◆ **Given exercise**
Output the full listing word for word.

Extracted records:
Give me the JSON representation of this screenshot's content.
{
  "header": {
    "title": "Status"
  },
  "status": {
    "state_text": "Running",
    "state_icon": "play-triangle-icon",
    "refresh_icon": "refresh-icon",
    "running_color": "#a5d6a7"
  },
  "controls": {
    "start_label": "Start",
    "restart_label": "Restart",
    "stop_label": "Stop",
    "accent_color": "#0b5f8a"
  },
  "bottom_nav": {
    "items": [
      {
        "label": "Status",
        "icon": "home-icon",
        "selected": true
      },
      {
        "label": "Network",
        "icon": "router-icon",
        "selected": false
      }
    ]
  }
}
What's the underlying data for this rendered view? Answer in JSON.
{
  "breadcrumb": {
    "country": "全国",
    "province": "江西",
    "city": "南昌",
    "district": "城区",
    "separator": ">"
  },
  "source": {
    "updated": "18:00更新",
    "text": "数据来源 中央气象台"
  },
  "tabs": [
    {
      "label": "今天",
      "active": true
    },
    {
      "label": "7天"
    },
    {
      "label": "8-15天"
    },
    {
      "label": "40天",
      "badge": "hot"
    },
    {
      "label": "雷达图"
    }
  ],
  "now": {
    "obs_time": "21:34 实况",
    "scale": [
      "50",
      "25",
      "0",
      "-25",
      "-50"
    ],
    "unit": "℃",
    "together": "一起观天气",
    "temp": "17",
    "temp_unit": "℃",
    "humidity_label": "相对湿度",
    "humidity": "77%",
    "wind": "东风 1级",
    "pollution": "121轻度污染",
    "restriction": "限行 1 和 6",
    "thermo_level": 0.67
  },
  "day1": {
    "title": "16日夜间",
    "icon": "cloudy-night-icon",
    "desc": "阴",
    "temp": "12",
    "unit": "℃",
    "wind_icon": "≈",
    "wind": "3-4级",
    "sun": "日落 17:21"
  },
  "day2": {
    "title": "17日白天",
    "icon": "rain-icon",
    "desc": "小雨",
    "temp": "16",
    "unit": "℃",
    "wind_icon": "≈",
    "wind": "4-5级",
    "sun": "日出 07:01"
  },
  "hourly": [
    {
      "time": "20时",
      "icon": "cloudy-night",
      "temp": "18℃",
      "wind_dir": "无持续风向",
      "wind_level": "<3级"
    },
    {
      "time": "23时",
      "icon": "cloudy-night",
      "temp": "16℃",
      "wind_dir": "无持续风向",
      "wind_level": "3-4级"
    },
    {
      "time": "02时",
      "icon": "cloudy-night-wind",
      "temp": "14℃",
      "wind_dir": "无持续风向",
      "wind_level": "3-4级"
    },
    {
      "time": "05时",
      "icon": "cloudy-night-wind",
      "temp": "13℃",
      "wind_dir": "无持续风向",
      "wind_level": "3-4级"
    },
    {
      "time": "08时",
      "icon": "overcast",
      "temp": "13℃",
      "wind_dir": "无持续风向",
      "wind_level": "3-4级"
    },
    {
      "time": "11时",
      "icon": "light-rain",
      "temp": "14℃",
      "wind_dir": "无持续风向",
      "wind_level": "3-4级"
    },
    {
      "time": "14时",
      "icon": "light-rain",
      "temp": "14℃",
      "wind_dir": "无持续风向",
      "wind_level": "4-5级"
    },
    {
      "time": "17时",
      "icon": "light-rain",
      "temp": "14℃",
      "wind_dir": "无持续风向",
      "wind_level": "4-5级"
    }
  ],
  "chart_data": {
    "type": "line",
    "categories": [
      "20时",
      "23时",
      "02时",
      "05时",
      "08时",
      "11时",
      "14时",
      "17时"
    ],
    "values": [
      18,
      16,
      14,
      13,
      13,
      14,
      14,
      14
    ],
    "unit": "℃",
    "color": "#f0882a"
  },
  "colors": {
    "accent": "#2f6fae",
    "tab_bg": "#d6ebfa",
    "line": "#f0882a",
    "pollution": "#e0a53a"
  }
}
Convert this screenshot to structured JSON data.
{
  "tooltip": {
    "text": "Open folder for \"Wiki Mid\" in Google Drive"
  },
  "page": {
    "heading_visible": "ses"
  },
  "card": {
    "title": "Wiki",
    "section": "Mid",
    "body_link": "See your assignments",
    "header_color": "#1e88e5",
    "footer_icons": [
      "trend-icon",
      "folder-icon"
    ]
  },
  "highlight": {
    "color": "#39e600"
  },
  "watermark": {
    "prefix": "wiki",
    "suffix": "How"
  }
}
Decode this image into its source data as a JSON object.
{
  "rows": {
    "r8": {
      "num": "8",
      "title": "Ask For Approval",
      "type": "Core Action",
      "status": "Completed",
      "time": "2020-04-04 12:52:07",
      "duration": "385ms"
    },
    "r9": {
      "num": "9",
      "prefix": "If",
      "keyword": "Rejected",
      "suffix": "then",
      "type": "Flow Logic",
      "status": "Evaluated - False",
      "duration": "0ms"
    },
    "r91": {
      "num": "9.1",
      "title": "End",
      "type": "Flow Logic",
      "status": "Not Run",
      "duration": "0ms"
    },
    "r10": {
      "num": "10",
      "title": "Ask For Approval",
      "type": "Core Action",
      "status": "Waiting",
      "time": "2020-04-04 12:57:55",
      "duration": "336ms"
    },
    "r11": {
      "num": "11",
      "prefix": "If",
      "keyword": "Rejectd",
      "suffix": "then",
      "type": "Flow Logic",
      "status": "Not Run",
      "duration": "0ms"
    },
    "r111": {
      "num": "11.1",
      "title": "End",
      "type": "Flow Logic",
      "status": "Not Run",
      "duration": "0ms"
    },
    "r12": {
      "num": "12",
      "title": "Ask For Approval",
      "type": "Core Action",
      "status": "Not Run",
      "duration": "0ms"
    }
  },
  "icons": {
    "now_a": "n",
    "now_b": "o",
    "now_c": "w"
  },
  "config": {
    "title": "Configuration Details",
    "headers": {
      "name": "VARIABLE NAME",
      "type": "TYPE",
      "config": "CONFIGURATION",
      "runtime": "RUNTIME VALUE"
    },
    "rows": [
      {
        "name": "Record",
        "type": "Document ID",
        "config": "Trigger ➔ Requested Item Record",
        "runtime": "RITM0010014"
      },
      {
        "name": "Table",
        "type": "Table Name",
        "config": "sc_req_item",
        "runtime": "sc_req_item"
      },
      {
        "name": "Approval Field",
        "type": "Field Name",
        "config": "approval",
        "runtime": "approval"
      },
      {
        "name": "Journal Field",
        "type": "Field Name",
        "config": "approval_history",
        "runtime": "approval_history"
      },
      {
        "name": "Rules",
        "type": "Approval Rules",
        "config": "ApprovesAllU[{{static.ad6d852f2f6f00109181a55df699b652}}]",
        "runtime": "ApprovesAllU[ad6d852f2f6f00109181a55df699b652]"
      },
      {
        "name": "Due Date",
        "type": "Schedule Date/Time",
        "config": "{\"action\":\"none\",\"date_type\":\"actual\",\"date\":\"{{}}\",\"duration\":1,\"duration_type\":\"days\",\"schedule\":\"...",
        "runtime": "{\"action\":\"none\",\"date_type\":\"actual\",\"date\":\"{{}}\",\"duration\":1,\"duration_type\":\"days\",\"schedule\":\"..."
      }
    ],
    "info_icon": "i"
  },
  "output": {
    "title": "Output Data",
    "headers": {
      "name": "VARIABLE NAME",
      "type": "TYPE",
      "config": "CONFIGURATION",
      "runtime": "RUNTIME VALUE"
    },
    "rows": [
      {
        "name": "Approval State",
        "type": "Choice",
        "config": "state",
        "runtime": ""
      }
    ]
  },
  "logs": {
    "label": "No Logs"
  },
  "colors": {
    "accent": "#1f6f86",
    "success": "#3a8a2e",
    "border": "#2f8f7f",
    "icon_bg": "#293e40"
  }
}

◆ **Output for this exercise**
Give me the JSON representation of this screenshot's content.
{
  "header": {
    "title": "Status"
  },
  "status": {
    "state_text": "Running",
    "state_icon": "play-triangle-icon",
    "refresh_icon": "refresh-icon",
    "running_color": "#a5d6a7"
  },
  "controls": {
    "start_label": "Start",
    "restart_label": "Restart",
    "stop_label": "Stop",
    "accent_color": "#0b5f8a"
  },
  "bottom_nav": {
    "items": [
      {
        "label": "Status",
        "icon": "home-icon",
        "selected": true
      },
      {
        "label": "Network",
        "icon": "router-icon",
        "selected": false
      }
    ]
  }
}
What's the underlying data for this rendered view? Answer in JSON.
{
  "breadcrumb": {
    "country": "全国",
    "province": "江西",
    "city": "南昌",
    "district": "城区",
    "separator": ">"
  },
  "source": {
    "updated": "18:00更新",
    "text": "数据来源 中央气象台"
  },
  "tabs": [
    {
      "label": "今天",
      "active": true
    },
    {
      "label": "7天"
    },
    {
      "label": "8-15天"
    },
    {
      "label": "40天",
      "badge": "hot"
    },
    {
      "label": "雷达图"
    }
  ],
  "now": {
    "obs_time": "21:34 实况",
    "scale": [
      "50",
      "25",
      "0",
      "-25",
      "-50"
    ],
    "unit": "℃",
    "together": "一起观天气",
    "temp": "17",
    "temp_unit": "℃",
    "humidity_label": "相对湿度",
    "humidity": "77%",
    "wind": "东风 1级",
    "pollution": "121轻度污染",
    "restriction": "限行 1 和 6",
    "thermo_level": 0.67
  },
  "day1": {
    "title": "16日夜间",
    "icon": "cloudy-night-icon",
    "desc": "阴",
    "temp": "12",
    "unit": "℃",
    "wind_icon": "≈",
    "wind": "3-4级",
    "sun": "日落 17:21"
  },
  "day2": {
    "title": "17日白天",
    "icon": "rain-icon",
    "desc": "小雨",
    "temp": "16",
    "unit": "℃",
    "wind_icon": "≈",
    "wind": "4-5级",
    "sun": "日出 07:01"
  },
  "hourly": [
    {
      "time": "20时",
      "icon": "cloudy-night",
      "temp": "18℃",
      "wind_dir": "无持续风向",
      "wind_level": "<3级"
    },
    {
      "time": "23时",
      "icon": "cloudy-night",
      "temp": "16℃",
      "wind_dir": "无持续风向",
      "wind_level": "3-4级"
    },
    {
      "time": "02时",
      "icon": "cloudy-night-wind",
      "temp": "14℃",
      "wind_dir": "无持续风向",
      "wind_level": "3-4级"
    },
    {
      "time": "05时",
      "icon": "cloudy-night-wind",
      "temp": "13℃",
      "wind_dir": "无持续风向",
      "wind_level": "3-4级"
    },
    {
      "time": "08时",
      "icon": "overcast",
      "temp": "13℃",
      "wind_dir": "无持续风向",
      "wind_level": "3-4级"
    },
    {
      "time": "11时",
      "icon": "light-rain",
      "temp": "14℃",
      "wind_dir": "无持续风向",
      "wind_level": "3-4级"
    },
    {
      "time": "14时",
      "icon": "light-rain",
      "temp": "14℃",
      "wind_dir": "无持续风向",
      "wind_level": "4-5级"
    },
    {
      "time": "17时",
      "icon": "light-rain",
      "temp": "14℃",
      "wind_dir": "无持续风向",
      "wind_level": "4-5级"
    }
  ],
  "chart_data": {
    "type": "line",
    "categories": [
      "20时",
      "23时",
      "02时",
      "05时",
      "08时",
      "11时",
      "14时",
      "17时"
    ],
    "values": [
      18,
      16,
      14,
      13,
      13,
      14,
      14,
      14
    ],
    "unit": "℃",
    "color": "#f0882a"
  },
  "colors": {
    "accent": "#2f6fae",
    "tab_bg": "#d6ebfa",
    "line": "#f0882a",
    "pollution": "#e0a53a"
  }
}
Convert this screenshot to structured JSON data.
{
  "tooltip": {
    "text": "Open folder for \"Wiki Mid\" in Google Drive"
  },
  "page": {
    "heading_visible": "ses"
  },
  "card": {
    "title": "Wiki",
    "section": "Mid",
    "body_link": "See your assignments",
    "header_color": "#1e88e5",
    "footer_icons": [
      "trend-icon",
      "folder-icon"
    ]
  },
  "highlight": {
    "color": "#39e600"
  },
  "watermark": {
    "prefix": "wiki",
    "suffix": "How"
  }
}
Decode this image into its source data as a JSON object.
{
  "rows": {
    "r8": {
      "num": "8",
      "title": "Ask For Approval",
      "type": "Core Action",
      "status": "Completed",
      "time": "2020-04-04 12:52:07",
      "duration": "385ms"
    },
    "r9": {
      "num": "9",
      "prefix": "If",
      "keyword": "Rejected",
      "suffix": "then",
      "type": "Flow Logic",
      "status": "Evaluated - False",
      "duration": "0ms"
    },
    "r91": {
      "num": "9.1",
      "title": "End",
      "type": "Flow Logic",
      "status": "Not Run",
      "duration": "0ms"
    },
    "r10": {
      "num": "10",
      "title": "Ask For Approval",
      "type": "Core Action",
      "status": "Waiting",
      "time": "2020-04-04 12:57:55",
      "duration": "336ms"
    },
    "r11": {
      "num": "11",
      "prefix": "If",
      "keyword": "Rejectd",
      "suffix": "then",
      "type": "Flow Logic",
      "status": "Not Run",
      "duration": "0ms"
    },
    "r111": {
      "num": "11.1",
      "title": "End",
      "type": "Flow Logic",
      "status": "Not Run",
      "duration": "0ms"
    },
    "r12": {
      "num": "12",
      "title": "Ask For Approval",
      "type": "Core Action",
      "status": "Not Run",
      "duration": "0ms"
    }
  },
  "icons": {
    "now_a": "n",
    "now_b": "o",
    "now_c": "w"
  },
  "config": {
    "title": "Configuration Details",
    "headers": {
      "name": "VARIABLE NAME",
      "type": "TYPE",
      "config": "CONFIGURATION",
      "runtime": "RUNTIME VALUE"
    },
    "rows": [
      {
        "name": "Record",
        "type": "Document ID",
        "config": "Trigger ➔ Requested Item Record",
        "runtime": "RITM0010014"
      },
      {
        "name": "Table",
        "type": "Table Name",
        "config": "sc_req_item",
        "runtime": "sc_req_item"
      },
      {
        "name": "Approval Field",
        "type": "Field Name",
        "config": "approval",
        "runtime": "approval"
      },
      {
        "name": "Journal Field",
        "type": "Field Name",
        "config": "approval_history",
        "runtime": "approval_history"
      },
      {
        "name": "Rules",
        "type": "Approval Rules",
        "config": "ApprovesAllU[{{static.ad6d852f2f6f00109181a55df699b652}}]",
        "runtime": "ApprovesAllU[ad6d852f2f6f00109181a55df699b652]"
      },
      {
        "name": "Due Date",
        "type": "Schedule Date/Time",
        "config": "{\"action\":\"none\",\"date_type\":\"actual\",\"date\":\"{{}}\",\"duration\":1,\"duration_type\":\"days\",\"schedule\":\"...",
        "runtime": "{\"action\":\"none\",\"date_type\":\"actual\",\"date\":\"{{}}\",\"duration\":1,\"duration_type\":\"days\",\"schedule\":\"..."
      }
    ],
    "info_icon": "i"
  },
  "output": {
    "title": "Output Data",
    "headers": {
      "name": "VARIABLE NAME",
      "type": "TYPE",
      "config": "CONFIGURATION",
      "runtime": "RUNTIME VALUE"
    },
    "rows": [
      {
        "name": "Approval State",
        "type": "Choice",
        "config": "state",
        "runtime": ""
      }
    ]
  },
  "logs": {
    "label": "No Logs"
  },
  "colors": {
    "accent": "#1f6f86",
    "success": "#3a8a2e",
    "border": "#2f8f7f",
    "icon_bg": "#293e40"
  }
}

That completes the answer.